Retype each record shown below, leaving every character as it is.

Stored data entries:
▼

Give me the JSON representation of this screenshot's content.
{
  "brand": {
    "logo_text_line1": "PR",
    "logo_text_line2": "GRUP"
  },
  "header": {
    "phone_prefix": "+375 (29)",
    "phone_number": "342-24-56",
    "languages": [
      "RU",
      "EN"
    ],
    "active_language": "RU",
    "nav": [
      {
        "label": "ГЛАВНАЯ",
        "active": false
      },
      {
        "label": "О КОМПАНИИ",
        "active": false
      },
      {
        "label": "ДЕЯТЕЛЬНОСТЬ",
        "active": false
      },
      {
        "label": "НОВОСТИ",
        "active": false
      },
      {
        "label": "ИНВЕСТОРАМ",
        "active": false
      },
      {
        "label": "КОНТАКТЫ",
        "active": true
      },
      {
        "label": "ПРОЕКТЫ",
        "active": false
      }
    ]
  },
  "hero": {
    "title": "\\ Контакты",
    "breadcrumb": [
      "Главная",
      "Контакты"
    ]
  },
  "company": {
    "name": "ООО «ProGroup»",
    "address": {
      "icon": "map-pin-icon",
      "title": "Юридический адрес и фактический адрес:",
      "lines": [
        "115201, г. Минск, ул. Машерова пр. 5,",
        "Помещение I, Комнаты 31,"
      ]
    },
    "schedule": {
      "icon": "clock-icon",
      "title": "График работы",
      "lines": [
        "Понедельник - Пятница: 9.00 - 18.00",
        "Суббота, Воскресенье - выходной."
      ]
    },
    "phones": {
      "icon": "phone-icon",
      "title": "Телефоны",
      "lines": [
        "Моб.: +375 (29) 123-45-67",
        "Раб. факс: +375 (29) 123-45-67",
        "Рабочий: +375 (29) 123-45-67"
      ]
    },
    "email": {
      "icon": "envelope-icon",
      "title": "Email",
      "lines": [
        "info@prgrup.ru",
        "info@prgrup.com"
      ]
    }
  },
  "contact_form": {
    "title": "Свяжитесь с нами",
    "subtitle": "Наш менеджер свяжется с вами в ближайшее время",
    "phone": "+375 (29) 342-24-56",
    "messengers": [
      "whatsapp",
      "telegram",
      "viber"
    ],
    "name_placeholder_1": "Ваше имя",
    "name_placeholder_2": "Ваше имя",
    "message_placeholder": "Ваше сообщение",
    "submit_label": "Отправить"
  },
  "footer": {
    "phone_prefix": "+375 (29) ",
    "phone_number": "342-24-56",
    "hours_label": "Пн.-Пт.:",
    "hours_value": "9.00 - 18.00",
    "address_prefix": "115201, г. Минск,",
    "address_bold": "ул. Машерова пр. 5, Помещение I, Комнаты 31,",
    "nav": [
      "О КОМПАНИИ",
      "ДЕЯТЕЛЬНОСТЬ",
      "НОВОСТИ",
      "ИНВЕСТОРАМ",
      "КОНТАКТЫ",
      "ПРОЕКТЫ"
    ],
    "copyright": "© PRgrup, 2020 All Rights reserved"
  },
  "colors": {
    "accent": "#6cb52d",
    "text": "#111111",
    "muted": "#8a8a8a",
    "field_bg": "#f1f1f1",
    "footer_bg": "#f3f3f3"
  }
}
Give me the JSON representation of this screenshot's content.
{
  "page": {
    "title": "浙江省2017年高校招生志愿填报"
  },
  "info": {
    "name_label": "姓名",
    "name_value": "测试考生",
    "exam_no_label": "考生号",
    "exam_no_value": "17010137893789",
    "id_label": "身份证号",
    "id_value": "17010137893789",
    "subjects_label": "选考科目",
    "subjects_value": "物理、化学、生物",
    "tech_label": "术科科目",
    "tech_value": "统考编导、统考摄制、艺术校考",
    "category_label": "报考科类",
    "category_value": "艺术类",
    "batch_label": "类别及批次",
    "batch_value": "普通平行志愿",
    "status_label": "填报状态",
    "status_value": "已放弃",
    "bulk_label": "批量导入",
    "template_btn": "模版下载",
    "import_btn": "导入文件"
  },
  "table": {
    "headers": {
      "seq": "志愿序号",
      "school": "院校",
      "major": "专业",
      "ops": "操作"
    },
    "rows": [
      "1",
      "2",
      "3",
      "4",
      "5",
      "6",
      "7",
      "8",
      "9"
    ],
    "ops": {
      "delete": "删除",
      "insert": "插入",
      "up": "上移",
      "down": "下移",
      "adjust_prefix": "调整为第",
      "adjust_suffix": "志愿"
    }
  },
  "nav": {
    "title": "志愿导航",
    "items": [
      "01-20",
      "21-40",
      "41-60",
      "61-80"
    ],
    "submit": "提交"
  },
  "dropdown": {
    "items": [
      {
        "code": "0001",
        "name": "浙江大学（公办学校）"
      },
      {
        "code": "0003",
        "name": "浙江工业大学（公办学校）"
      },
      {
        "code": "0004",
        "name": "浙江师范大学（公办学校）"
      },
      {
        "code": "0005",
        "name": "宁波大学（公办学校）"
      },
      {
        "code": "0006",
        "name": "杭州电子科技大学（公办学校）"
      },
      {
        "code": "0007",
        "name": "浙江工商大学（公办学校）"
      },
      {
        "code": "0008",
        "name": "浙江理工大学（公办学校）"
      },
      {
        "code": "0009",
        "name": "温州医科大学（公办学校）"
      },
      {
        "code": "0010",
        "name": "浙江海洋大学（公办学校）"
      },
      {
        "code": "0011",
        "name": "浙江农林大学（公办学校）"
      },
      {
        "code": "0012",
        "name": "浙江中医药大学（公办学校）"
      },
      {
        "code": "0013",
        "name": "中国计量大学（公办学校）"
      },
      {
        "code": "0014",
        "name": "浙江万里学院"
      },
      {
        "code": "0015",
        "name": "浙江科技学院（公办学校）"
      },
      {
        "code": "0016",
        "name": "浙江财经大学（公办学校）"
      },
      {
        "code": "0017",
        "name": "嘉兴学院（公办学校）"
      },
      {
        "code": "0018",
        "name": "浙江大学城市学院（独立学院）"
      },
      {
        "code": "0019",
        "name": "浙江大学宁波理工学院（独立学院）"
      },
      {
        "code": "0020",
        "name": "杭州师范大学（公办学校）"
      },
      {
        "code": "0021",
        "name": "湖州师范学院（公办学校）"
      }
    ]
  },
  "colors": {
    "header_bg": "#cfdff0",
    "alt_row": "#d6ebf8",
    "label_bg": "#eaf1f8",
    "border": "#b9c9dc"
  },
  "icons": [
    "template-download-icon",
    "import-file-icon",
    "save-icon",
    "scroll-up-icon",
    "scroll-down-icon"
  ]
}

▲

ANSWER IN FULL:
Give me the JSON representation of this screenshot's content.
{
  "brand": {
    "logo_text_line1": "PR",
    "logo_text_line2": "GRUP"
  },
  "header": {
    "phone_prefix": "+375 (29)",
    "phone_number": "342-24-56",
    "languages": [
      "RU",
      "EN"
    ],
    "active_language": "RU",
    "nav": [
      {
        "label": "ГЛАВНАЯ",
        "active": false
      },
      {
        "label": "О КОМПАНИИ",
        "active": false
      },
      {
        "label": "ДЕЯТЕЛЬНОСТЬ",
        "active": false
      },
      {
        "label": "НОВОСТИ",
        "active": false
      },
      {
        "label": "ИНВЕСТОРАМ",
        "active": false
      },
      {
        "label": "КОНТАКТЫ",
        "active": true
      },
      {
        "label": "ПРОЕКТЫ",
        "active": false
      }
    ]
  },
  "hero": {
    "title": "\\ Контакты",
    "breadcrumb": [
      "Главная",
      "Контакты"
    ]
  },
  "company": {
    "name": "ООО «ProGroup»",
    "address": {
      "icon": "map-pin-icon",
      "title": "Юридический адрес и фактический адрес:",
      "lines": [
        "115201, г. Минск, ул. Машерова пр. 5,",
        "Помещение I, Комнаты 31,"
      ]
    },
    "schedule": {
      "icon": "clock-icon",
      "title": "График работы",
      "lines": [
        "Понедельник - Пятница: 9.00 - 18.00",
        "Суббота, Воскресенье - выходной."
      ]
    },
    "phones": {
      "icon": "phone-icon",
      "title": "Телефоны",
      "lines": [
        "Моб.: +375 (29) 123-45-67",
        "Раб. факс: +375 (29) 123-45-67",
        "Рабочий: +375 (29) 123-45-67"
      ]
    },
    "email": {
      "icon": "envelope-icon",
      "title": "Email",
      "lines": [
        "info@prgrup.ru",
        "info@prgrup.com"
      ]
    }
  },
  "contact_form": {
    "title": "Свяжитесь с нами",
    "subtitle": "Наш менеджер свяжется с вами в ближайшее время",
    "phone": "+375 (29) 342-24-56",
    "messengers": [
      "whatsapp",
      "telegram",
      "viber"
    ],
    "name_placeholder_1": "Ваше имя",
    "name_placeholder_2": "Ваше имя",
    "message_placeholder": "Ваше сообщение",
    "submit_label": "Отправить"
  },
  "footer": {
    "phone_prefix": "+375 (29) ",
    "phone_number": "342-24-56",
    "hours_label": "Пн.-Пт.:",
    "hours_value": "9.00 - 18.00",
    "address_prefix": "115201, г. Минск,",
    "address_bold": "ул. Машерова пр. 5, Помещение I, Комнаты 31,",
    "nav": [
      "О КОМПАНИИ",
      "ДЕЯТЕЛЬНОСТЬ",
      "НОВОСТИ",
      "ИНВЕСТОРАМ",
      "КОНТАКТЫ",
      "ПРОЕКТЫ"
    ],
    "copyright": "© PRgrup, 2020 All Rights reserved"
  },
  "colors": {
    "accent": "#6cb52d",
    "text": "#111111",
    "muted": "#8a8a8a",
    "field_bg": "#f1f1f1",
    "footer_bg": "#f3f3f3"
  }
}
Give me the JSON representation of this screenshot's content.
{
  "page": {
    "title": "浙江省2017年高校招生志愿填报"
  },
  "info": {
    "name_label": "姓名",
    "name_value": "测试考生",
    "exam_no_label": "考生号",
    "exam_no_value": "17010137893789",
    "id_label": "身份证号",
    "id_value": "17010137893789",
    "subjects_label": "选考科目",
    "subjects_value": "物理、化学、生物",
    "tech_label": "术科科目",
    "tech_value": "统考编导、统考摄制、艺术校考",
    "category_label": "报考科类",
    "category_value": "艺术类",
    "batch_label": "类别及批次",
    "batch_value": "普通平行志愿",
    "status_label": "填报状态",
    "status_value": "已放弃",
    "bulk_label": "批量导入",
    "template_btn": "模版下载",
    "import_btn": "导入文件"
  },
  "table": {
    "headers": {
      "seq": "志愿序号",
      "school": "院校",
      "major": "专业",
      "ops": "操作"
    },
    "rows": [
      "1",
      "2",
      "3",
      "4",
      "5",
      "6",
      "7",
      "8",
      "9"
    ],
    "ops": {
      "delete": "删除",
      "insert": "插入",
      "up": "上移",
      "down": "下移",
      "adjust_prefix": "调整为第",
      "adjust_suffix": "志愿"
    }
  },
  "nav": {
    "title": "志愿导航",
    "items": [
      "01-20",
      "21-40",
      "41-60",
      "61-80"
    ],
    "submit": "提交"
  },
  "dropdown": {
    "items": [
      {
        "code": "0001",
        "name": "浙江大学（公办学校）"
      },
      {
        "code": "0003",
        "name": "浙江工业大学（公办学校）"
      },
      {
        "code": "0004",
        "name": "浙江师范大学（公办学校）"
      },
      {
        "code": "0005",
        "name": "宁波大学（公办学校）"
      },
      {
        "code": "0006",
        "name": "杭州电子科技大学（公办学校）"
      },
      {
        "code": "0007",
        "name": "浙江工商大学（公办学校）"
      },
      {
        "code": "0008",
        "name": "浙江理工大学（公办学校）"
      },
      {
        "code": "0009",
        "name": "温州医科大学（公办学校）"
      },
      {
        "code": "0010",
        "name": "浙江海洋大学（公办学校）"
      },
      {
        "code": "0011",
        "name": "浙江农林大学（公办学校）"
      },
      {
        "code": "0012",
        "name": "浙江中医药大学（公办学校）"
      },
      {
        "code": "0013",
        "name": "中国计量大学（公办学校）"
      },
      {
        "code": "0014",
        "name": "浙江万里学院"
      },
      {
        "code": "0015",
        "name": "浙江科技学院（公办学校）"
      },
      {
        "code": "0016",
        "name": "浙江财经大学（公办学校）"
      },
      {
        "code": "0017",
        "name": "嘉兴学院（公办学校）"
      },
      {
        "code": "0018",
        "name": "浙江大学城市学院（独立学院）"
      },
      {
        "code": "0019",
        "name": "浙江大学宁波理工学院（独立学院）"
      },
      {
        "code": "0020",
        "name": "杭州师范大学（公办学校）"
      },
      {
        "code": "0021",
        "name": "湖州师范学院（公办学校）"
      }
    ]
  },
  "colors": {
    "header_bg": "#cfdff0",
    "alt_row": "#d6ebf8",
    "label_bg": "#eaf1f8",
    "border": "#b9c9dc"
  },
  "icons": [
    "template-download-icon",
    "import-file-icon",
    "save-icon",
    "scroll-up-icon",
    "scroll-down-icon"
  ]
}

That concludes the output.